__Exercise description__.
Copy out all the records exactly.

__Extracted information__.
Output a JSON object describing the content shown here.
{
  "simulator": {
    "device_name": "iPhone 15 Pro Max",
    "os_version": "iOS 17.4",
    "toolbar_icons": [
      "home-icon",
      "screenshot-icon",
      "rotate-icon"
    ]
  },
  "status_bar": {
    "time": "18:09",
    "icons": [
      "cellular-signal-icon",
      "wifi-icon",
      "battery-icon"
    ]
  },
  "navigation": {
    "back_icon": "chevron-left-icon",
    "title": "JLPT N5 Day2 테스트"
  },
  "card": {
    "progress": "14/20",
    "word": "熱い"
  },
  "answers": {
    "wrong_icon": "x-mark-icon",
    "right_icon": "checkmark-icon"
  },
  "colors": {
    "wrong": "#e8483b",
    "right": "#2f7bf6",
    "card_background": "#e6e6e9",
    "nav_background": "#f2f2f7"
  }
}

__Written response__.
Output a JSON object describing the content shown here.
{
  "simulator": {
    "device_name": "iPhone 15 Pro Max",
    "os_version": "iOS 17.4",
    "toolbar_icons": [
      "home-icon",
      "screenshot-icon",
      "rotate-icon"
    ]
  },
  "status_bar": {
    "time": "18:09",
    "icons": [
      "cellular-signal-icon",
      "wifi-icon",
      "battery-icon"
    ]
  },
  "navigation": {
    "back_icon": "chevron-left-icon",
    "title": "JLPT N5 Day2 테스트"
  },
  "card": {
    "progress": "14/20",
    "word": "熱い"
  },
  "answers": {
    "wrong_icon": "x-mark-icon",
    "right_icon": "checkmark-icon"
  },
  "colors": {
    "wrong": "#e8483b",
    "right": "#2f7bf6",
    "card_background": "#e6e6e9",
    "nav_background": "#f2f2f7"
  }
}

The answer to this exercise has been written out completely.